SUPPLIED DATA:
========

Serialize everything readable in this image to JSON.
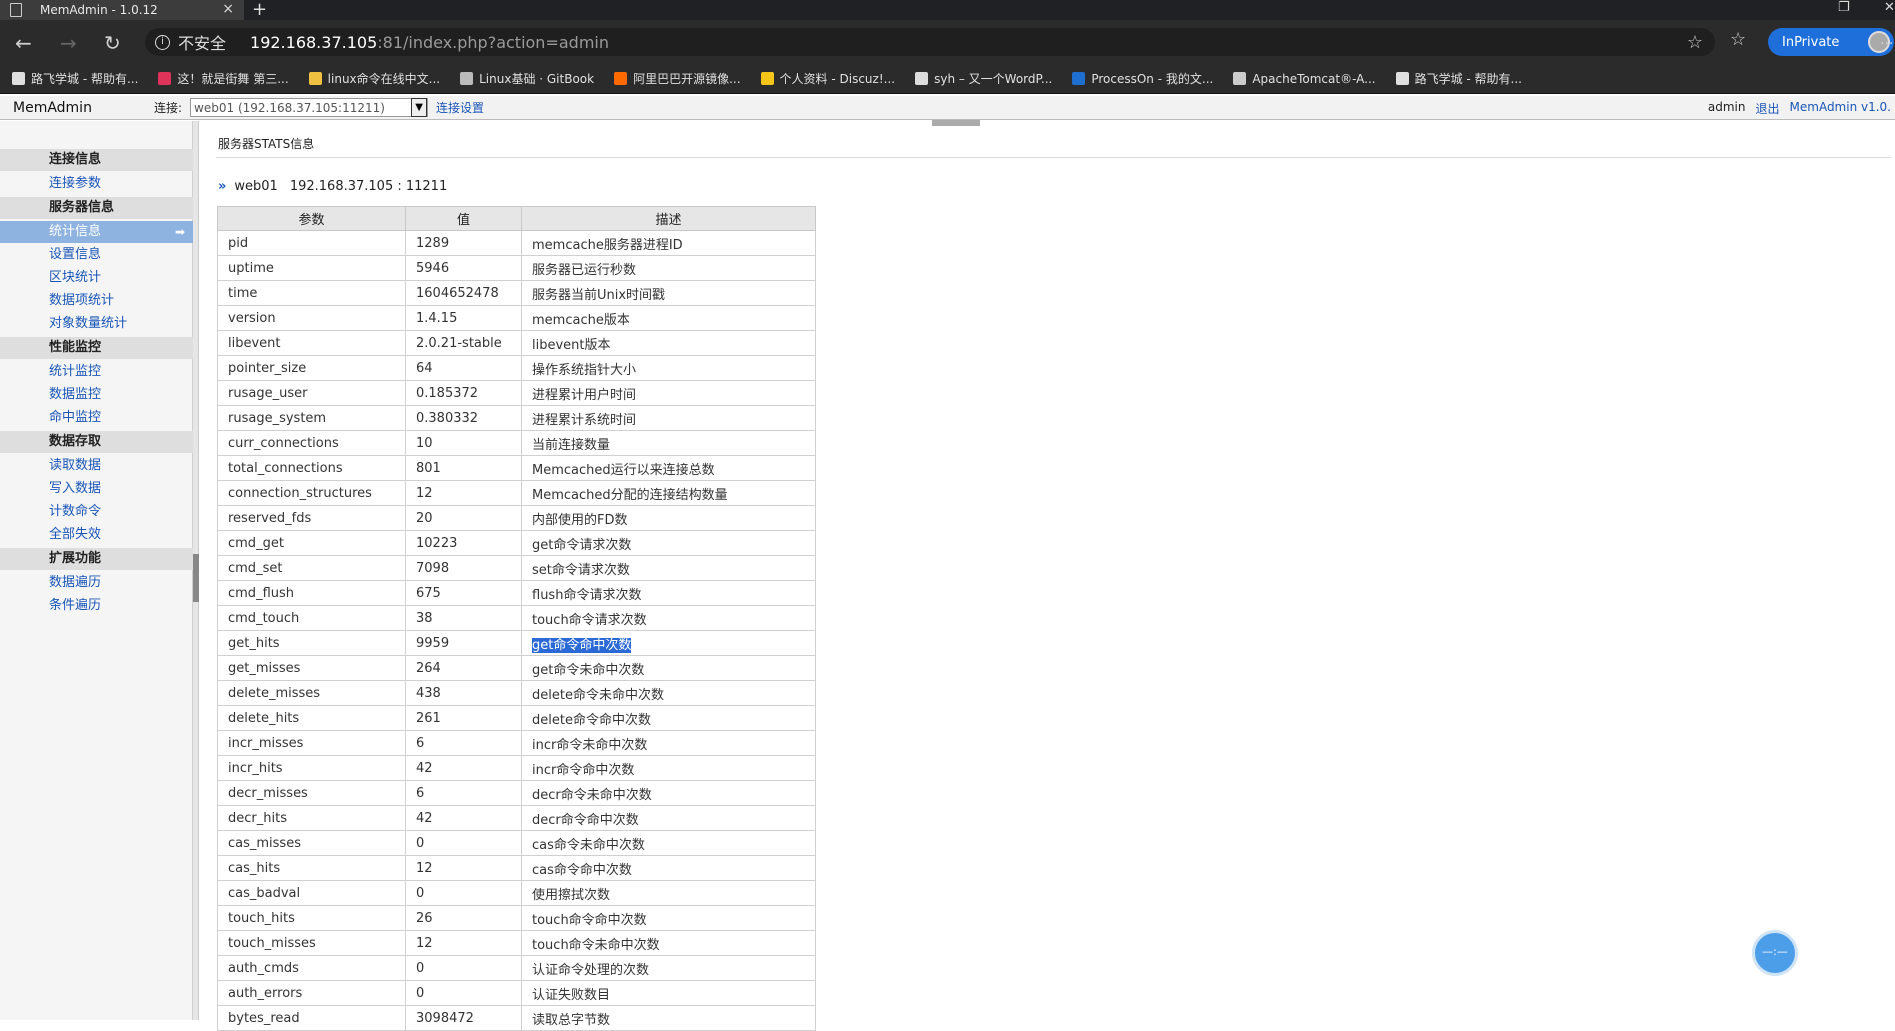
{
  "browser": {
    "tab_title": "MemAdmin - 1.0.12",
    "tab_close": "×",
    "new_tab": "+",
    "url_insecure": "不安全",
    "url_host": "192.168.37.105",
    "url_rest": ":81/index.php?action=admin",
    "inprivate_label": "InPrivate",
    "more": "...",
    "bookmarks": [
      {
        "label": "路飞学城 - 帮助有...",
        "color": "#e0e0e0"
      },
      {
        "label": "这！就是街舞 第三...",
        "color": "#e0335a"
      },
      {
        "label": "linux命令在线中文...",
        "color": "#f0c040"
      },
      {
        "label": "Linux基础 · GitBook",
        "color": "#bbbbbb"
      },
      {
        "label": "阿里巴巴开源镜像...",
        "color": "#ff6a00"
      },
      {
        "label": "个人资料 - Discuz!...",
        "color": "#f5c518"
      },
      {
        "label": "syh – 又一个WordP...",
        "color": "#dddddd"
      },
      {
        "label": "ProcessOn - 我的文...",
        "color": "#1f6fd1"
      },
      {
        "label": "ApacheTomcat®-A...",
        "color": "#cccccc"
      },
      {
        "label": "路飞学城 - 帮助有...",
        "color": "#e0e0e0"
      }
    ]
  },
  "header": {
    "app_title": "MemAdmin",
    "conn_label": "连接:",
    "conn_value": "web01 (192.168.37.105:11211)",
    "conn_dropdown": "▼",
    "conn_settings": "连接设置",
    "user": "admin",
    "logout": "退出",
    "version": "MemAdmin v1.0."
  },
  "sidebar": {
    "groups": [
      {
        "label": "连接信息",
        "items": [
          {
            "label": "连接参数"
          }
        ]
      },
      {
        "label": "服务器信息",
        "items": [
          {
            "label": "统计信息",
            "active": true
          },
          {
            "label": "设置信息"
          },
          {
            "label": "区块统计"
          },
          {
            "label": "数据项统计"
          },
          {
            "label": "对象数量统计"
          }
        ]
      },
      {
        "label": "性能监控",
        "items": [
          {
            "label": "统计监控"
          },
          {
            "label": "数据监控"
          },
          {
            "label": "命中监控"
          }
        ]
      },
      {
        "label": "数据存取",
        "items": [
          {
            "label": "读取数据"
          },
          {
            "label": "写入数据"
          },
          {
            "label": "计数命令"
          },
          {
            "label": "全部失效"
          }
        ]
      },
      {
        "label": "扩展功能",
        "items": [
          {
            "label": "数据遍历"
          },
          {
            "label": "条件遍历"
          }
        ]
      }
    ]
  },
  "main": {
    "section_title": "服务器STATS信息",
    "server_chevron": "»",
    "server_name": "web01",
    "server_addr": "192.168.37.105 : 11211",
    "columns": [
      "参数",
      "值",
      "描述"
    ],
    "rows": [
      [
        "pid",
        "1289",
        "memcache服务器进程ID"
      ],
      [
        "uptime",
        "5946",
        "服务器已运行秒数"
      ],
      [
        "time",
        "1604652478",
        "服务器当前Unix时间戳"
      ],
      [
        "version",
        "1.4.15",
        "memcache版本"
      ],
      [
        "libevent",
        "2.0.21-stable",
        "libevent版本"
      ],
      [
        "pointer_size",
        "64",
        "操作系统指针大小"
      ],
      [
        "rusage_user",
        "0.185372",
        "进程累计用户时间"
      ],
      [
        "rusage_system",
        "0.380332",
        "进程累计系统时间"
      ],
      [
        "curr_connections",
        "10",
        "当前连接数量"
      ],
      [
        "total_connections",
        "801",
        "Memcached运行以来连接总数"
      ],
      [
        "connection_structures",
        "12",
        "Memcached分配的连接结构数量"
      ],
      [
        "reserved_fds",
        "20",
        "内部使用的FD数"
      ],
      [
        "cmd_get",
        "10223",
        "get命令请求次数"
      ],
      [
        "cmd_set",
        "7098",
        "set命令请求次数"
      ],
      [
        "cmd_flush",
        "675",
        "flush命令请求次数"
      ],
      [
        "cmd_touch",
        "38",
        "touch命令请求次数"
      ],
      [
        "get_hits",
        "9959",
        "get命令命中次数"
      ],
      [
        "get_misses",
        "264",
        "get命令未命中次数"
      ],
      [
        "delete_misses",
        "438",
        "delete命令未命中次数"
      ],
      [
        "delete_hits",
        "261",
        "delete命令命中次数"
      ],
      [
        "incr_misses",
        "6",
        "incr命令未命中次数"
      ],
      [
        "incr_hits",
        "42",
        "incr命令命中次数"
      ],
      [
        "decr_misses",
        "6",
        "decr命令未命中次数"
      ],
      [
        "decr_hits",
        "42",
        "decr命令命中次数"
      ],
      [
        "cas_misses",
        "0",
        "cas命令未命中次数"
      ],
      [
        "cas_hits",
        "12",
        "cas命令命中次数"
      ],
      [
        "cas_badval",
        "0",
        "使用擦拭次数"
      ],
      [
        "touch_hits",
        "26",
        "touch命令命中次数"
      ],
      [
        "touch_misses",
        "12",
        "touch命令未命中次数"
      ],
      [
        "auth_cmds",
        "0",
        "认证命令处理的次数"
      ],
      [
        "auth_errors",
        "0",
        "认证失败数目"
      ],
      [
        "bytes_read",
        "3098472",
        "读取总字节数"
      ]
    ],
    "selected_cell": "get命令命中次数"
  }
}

========

TO BE DONE: Do not include images; quote all of the entries above exactly.

REPLY:
Serialize everything readable in this image to JSON.
{
  "browser": {
    "tab_title": "MemAdmin - 1.0.12",
    "tab_close": "×",
    "new_tab": "+",
    "url_insecure": "不安全",
    "url_host": "192.168.37.105",
    "url_rest": ":81/index.php?action=admin",
    "inprivate_label": "InPrivate",
    "more": "...",
    "bookmarks": [
      {
        "label": "路飞学城 - 帮助有...",
        "color": "#e0e0e0"
      },
      {
        "label": "这！就是街舞 第三...",
        "color": "#e0335a"
      },
      {
        "label": "linux命令在线中文...",
        "color": "#f0c040"
      },
      {
        "label": "Linux基础 · GitBook",
        "color": "#bbbbbb"
      },
      {
        "label": "阿里巴巴开源镜像...",
        "color": "#ff6a00"
      },
      {
        "label": "个人资料 - Discuz!...",
        "color": "#f5c518"
      },
      {
        "label": "syh – 又一个WordP...",
        "color": "#dddddd"
      },
      {
        "label": "ProcessOn - 我的文...",
        "color": "#1f6fd1"
      },
      {
        "label": "ApacheTomcat®-A...",
        "color": "#cccccc"
      },
      {
        "label": "路飞学城 - 帮助有...",
        "color": "#e0e0e0"
      }
    ]
  },
  "header": {
    "app_title": "MemAdmin",
    "conn_label": "连接:",
    "conn_value": "web01 (192.168.37.105:11211)",
    "conn_dropdown": "▼",
    "conn_settings": "连接设置",
    "user": "admin",
    "logout": "退出",
    "version": "MemAdmin v1.0."
  },
  "sidebar": {
    "groups": [
      {
        "label": "连接信息",
        "items": [
          {
            "label": "连接参数"
          }
        ]
      },
      {
        "label": "服务器信息",
        "items": [
          {
            "label": "统计信息",
            "active": true
          },
          {
            "label": "设置信息"
          },
          {
            "label": "区块统计"
          },
          {
            "label": "数据项统计"
          },
          {
            "label": "对象数量统计"
          }
        ]
      },
      {
        "label": "性能监控",
        "items": [
          {
            "label": "统计监控"
          },
          {
            "label": "数据监控"
          },
          {
            "label": "命中监控"
          }
        ]
      },
      {
        "label": "数据存取",
        "items": [
          {
            "label": "读取数据"
          },
          {
            "label": "写入数据"
          },
          {
            "label": "计数命令"
          },
          {
            "label": "全部失效"
          }
        ]
      },
      {
        "label": "扩展功能",
        "items": [
          {
            "label": "数据遍历"
          },
          {
            "label": "条件遍历"
          }
        ]
      }
    ]
  },
  "main": {
    "section_title": "服务器STATS信息",
    "server_chevron": "»",
    "server_name": "web01",
    "server_addr": "192.168.37.105 : 11211",
    "columns": [
      "参数",
      "值",
      "描述"
    ],
    "rows": [
      [
        "pid",
        "1289",
        "memcache服务器进程ID"
      ],
      [
        "uptime",
        "5946",
        "服务器已运行秒数"
      ],
      [
        "time",
        "1604652478",
        "服务器当前Unix时间戳"
      ],
      [
        "version",
        "1.4.15",
        "memcache版本"
      ],
      [
        "libevent",
        "2.0.21-stable",
        "libevent版本"
      ],
      [
        "pointer_size",
        "64",
        "操作系统指针大小"
      ],
      [
        "rusage_user",
        "0.185372",
        "进程累计用户时间"
      ],
      [
        "rusage_system",
        "0.380332",
        "进程累计系统时间"
      ],
      [
        "curr_connections",
        "10",
        "当前连接数量"
      ],
      [
        "total_connections",
        "801",
        "Memcached运行以来连接总数"
      ],
      [
        "connection_structures",
        "12",
        "Memcached分配的连接结构数量"
      ],
      [
        "reserved_fds",
        "20",
        "内部使用的FD数"
      ],
      [
        "cmd_get",
        "10223",
        "get命令请求次数"
      ],
      [
        "cmd_set",
        "7098",
        "set命令请求次数"
      ],
      [
        "cmd_flush",
        "675",
        "flush命令请求次数"
      ],
      [
        "cmd_touch",
        "38",
        "touch命令请求次数"
      ],
      [
        "get_hits",
        "9959",
        "get命令命中次数"
      ],
      [
        "get_misses",
        "264",
        "get命令未命中次数"
      ],
      [
        "delete_misses",
        "438",
        "delete命令未命中次数"
      ],
      [
        "delete_hits",
        "261",
        "delete命令命中次数"
      ],
      [
        "incr_misses",
        "6",
        "incr命令未命中次数"
      ],
      [
        "incr_hits",
        "42",
        "incr命令命中次数"
      ],
      [
        "decr_misses",
        "6",
        "decr命令未命中次数"
      ],
      [
        "decr_hits",
        "42",
        "decr命令命中次数"
      ],
      [
        "cas_misses",
        "0",
        "cas命令未命中次数"
      ],
      [
        "cas_hits",
        "12",
        "cas命令命中次数"
      ],
      [
        "cas_badval",
        "0",
        "使用擦拭次数"
      ],
      [
        "touch_hits",
        "26",
        "touch命令命中次数"
      ],
      [
        "touch_misses",
        "12",
        "touch命令未命中次数"
      ],
      [
        "auth_cmds",
        "0",
        "认证命令处理的次数"
      ],
      [
        "auth_errors",
        "0",
        "认证失败数目"
      ],
      [
        "bytes_read",
        "3098472",
        "读取总字节数"
      ]
    ],
    "selected_cell": "get命令命中次数"
  }
}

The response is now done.